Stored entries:
◇ ◇ ◇ ◇ ◇ ◇ ◇
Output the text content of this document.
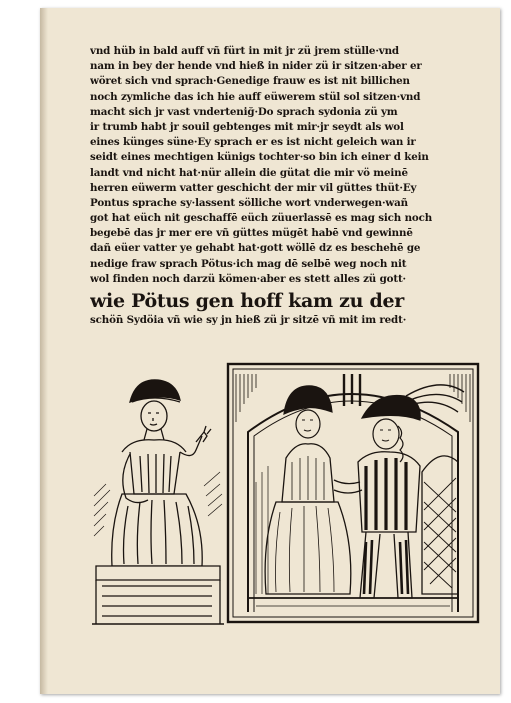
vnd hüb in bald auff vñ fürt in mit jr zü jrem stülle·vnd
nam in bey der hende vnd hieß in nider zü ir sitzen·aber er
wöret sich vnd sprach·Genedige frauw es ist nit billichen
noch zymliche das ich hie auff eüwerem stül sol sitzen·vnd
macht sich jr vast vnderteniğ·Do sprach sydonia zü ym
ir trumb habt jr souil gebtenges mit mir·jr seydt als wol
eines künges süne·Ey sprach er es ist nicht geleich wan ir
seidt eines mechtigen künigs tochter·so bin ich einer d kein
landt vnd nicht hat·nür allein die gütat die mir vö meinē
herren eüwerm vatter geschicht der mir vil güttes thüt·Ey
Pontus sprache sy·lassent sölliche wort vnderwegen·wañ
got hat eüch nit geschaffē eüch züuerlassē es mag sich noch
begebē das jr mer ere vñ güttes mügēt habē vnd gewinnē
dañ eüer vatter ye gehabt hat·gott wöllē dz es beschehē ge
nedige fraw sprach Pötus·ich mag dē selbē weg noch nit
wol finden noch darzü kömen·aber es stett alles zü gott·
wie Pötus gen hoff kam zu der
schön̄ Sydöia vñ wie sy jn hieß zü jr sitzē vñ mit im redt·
◇ ◇ ◇ ◇ ◇ ◇ ◇
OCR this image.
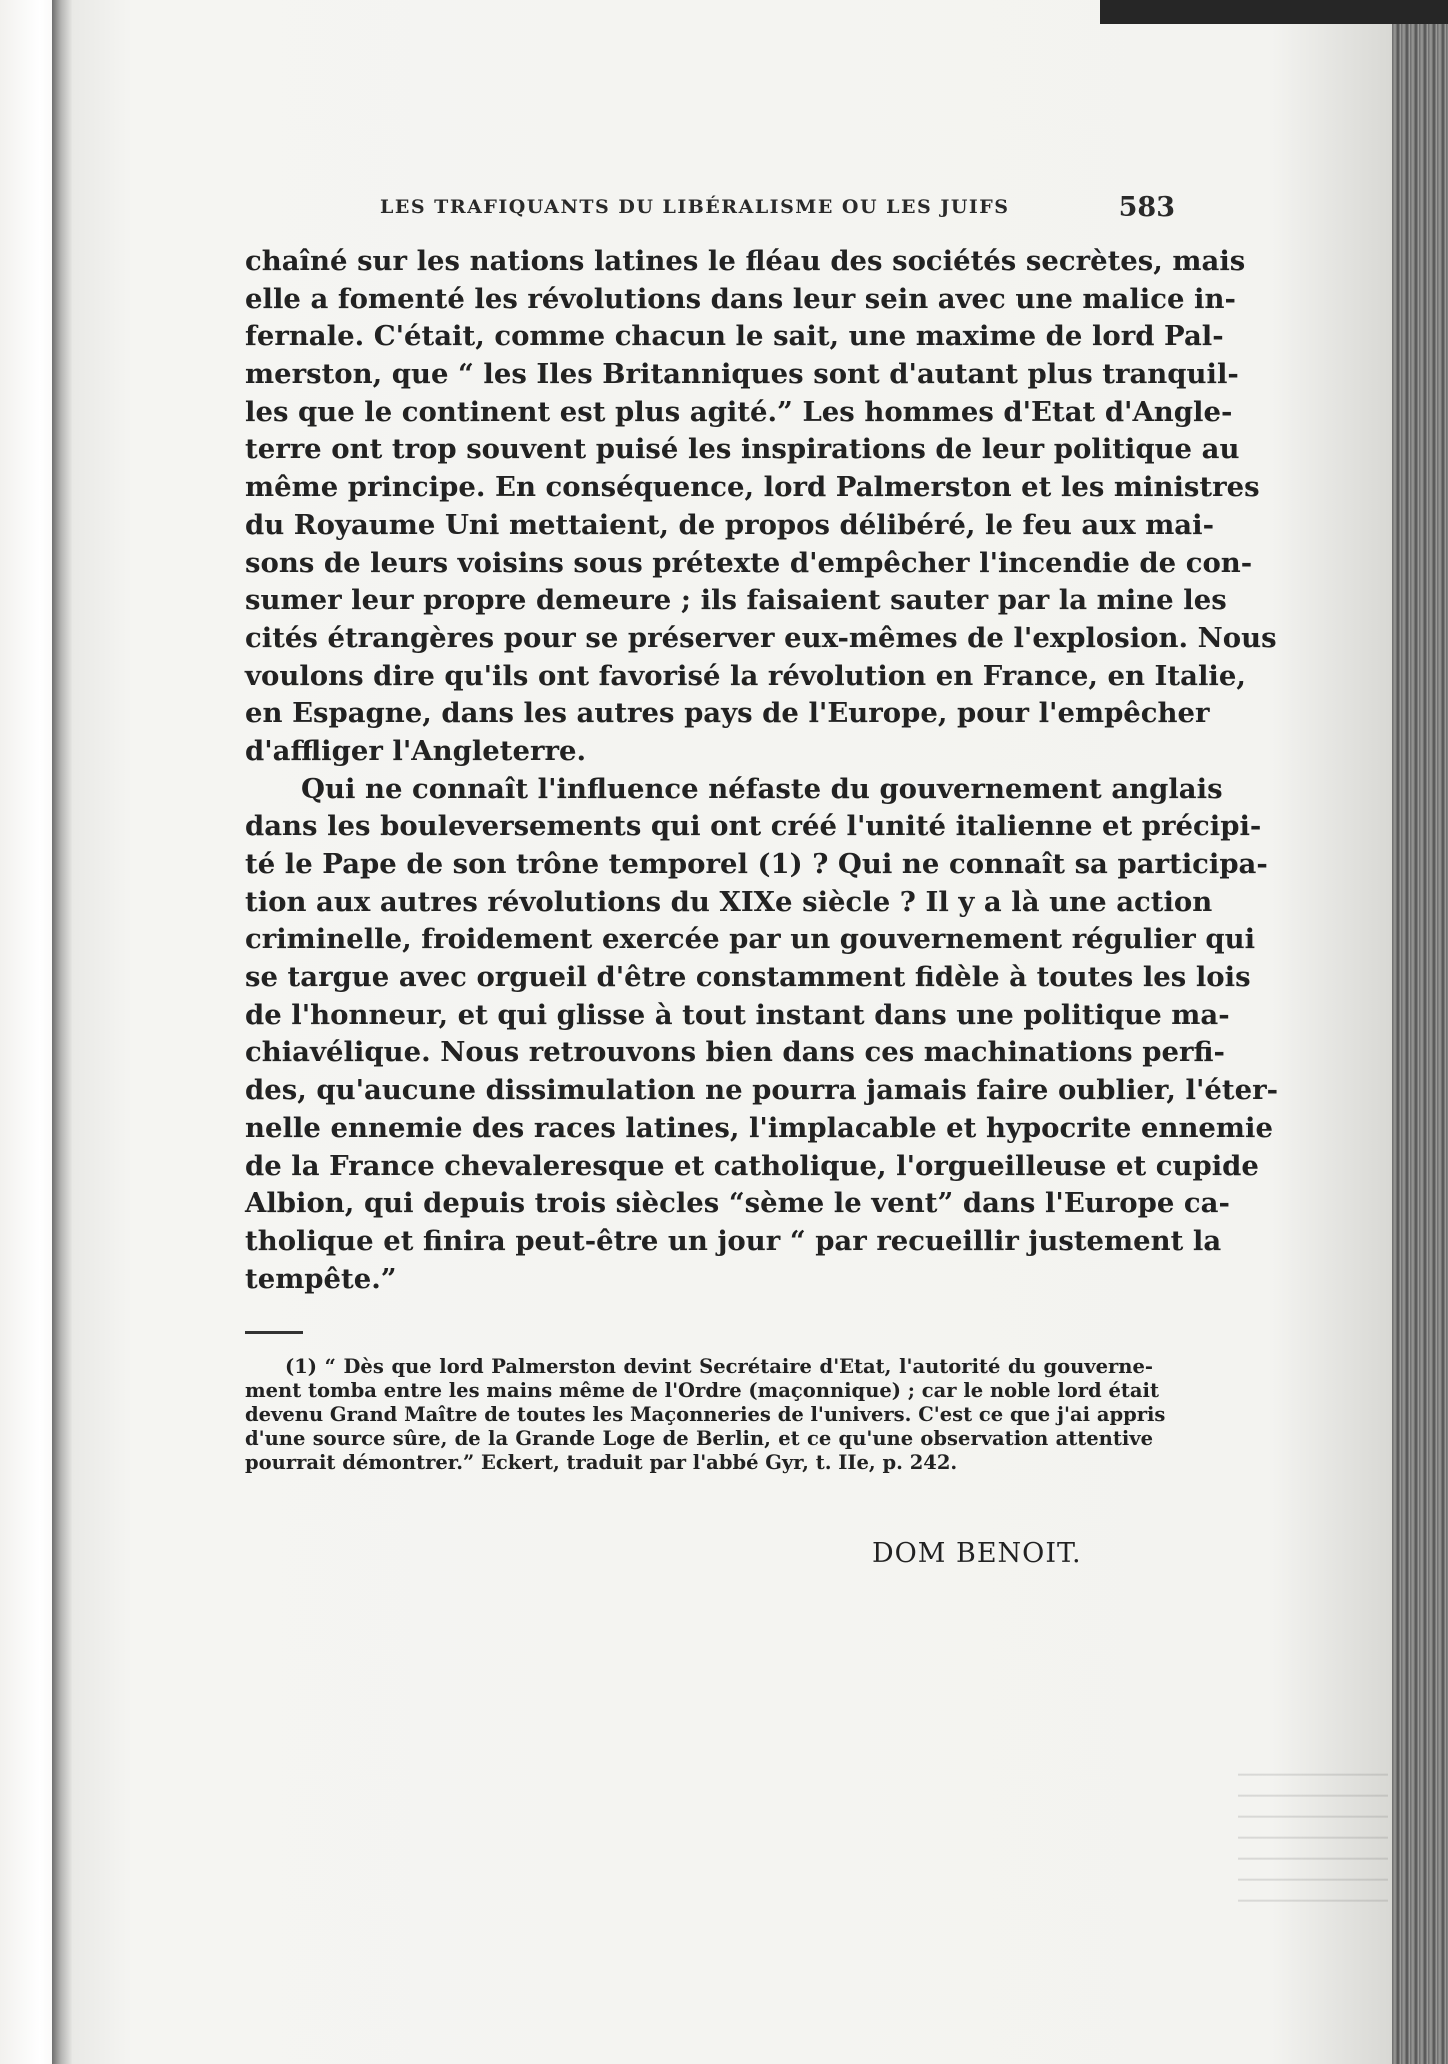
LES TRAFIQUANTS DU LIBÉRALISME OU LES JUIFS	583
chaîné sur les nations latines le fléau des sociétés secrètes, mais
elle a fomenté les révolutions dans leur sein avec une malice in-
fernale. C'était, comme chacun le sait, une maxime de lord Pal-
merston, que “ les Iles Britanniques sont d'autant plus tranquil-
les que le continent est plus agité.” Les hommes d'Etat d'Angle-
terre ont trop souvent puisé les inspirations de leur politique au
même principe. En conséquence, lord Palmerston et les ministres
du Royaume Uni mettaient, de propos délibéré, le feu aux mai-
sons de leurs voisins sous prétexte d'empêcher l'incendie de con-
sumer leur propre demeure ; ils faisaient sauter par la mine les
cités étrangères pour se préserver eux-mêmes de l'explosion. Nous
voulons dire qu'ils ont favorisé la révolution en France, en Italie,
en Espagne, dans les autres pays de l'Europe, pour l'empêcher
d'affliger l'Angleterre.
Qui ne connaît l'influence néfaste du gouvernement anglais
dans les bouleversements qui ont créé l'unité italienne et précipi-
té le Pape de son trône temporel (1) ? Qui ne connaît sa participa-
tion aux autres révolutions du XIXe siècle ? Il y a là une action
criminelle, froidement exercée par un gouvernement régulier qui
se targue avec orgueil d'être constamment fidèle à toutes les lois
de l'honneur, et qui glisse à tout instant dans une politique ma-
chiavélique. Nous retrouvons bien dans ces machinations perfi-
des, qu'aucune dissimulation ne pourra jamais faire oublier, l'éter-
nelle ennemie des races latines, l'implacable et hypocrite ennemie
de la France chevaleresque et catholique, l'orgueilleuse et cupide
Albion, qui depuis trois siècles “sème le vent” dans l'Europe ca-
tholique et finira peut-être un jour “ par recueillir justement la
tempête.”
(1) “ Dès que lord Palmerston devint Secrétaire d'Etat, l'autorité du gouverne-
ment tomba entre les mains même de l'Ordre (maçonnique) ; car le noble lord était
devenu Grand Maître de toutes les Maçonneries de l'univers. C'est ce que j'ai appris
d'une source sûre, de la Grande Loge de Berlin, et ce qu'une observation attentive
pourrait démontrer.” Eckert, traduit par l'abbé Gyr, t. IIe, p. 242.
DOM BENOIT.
◇ ◇ ◇ ◇ ◇ ◇ ◇
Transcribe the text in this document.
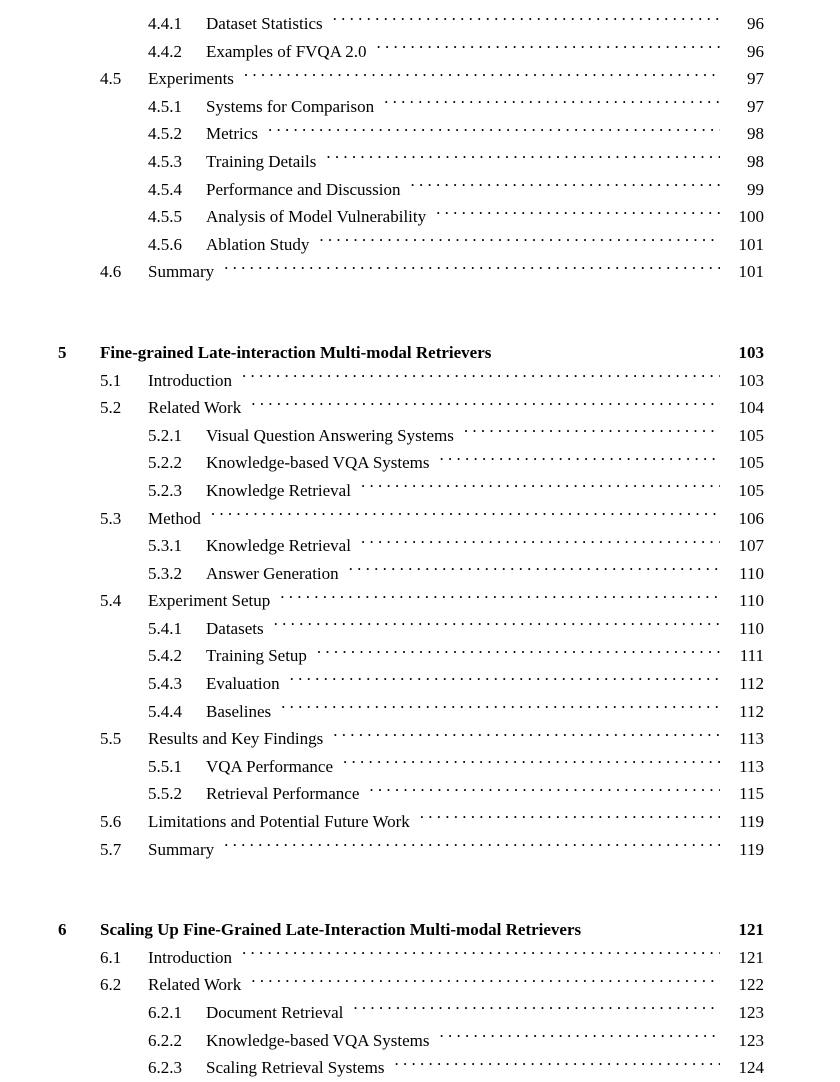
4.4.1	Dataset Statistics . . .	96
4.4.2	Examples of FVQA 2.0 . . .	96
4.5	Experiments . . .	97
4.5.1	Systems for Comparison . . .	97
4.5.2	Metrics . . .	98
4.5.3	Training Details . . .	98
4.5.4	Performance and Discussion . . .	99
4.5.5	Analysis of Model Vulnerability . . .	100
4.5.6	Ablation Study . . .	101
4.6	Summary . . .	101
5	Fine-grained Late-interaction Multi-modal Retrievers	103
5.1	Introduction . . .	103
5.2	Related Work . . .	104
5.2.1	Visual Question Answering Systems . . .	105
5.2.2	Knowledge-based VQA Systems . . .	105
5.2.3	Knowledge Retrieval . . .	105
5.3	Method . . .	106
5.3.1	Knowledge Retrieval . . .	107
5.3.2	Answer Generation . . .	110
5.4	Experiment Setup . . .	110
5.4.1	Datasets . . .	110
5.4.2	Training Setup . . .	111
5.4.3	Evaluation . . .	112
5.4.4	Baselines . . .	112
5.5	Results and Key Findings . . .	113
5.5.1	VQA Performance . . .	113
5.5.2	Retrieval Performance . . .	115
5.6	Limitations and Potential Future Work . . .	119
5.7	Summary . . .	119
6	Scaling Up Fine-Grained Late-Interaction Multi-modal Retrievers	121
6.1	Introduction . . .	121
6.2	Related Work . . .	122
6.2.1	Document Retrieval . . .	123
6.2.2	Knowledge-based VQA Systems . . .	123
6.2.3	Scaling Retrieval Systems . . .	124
◇ ◇ ◇ ◇ ◇ ◇ ◇
**Challenge:**
Using the records above, copy every line that has the word "était" in it.

**Answer below:**
fernale. C'était, comme chacun le sait, une maxime de lord Pal-
ment tomba entre les mains même de l'Ordre (maçonnique) ; car le noble lord était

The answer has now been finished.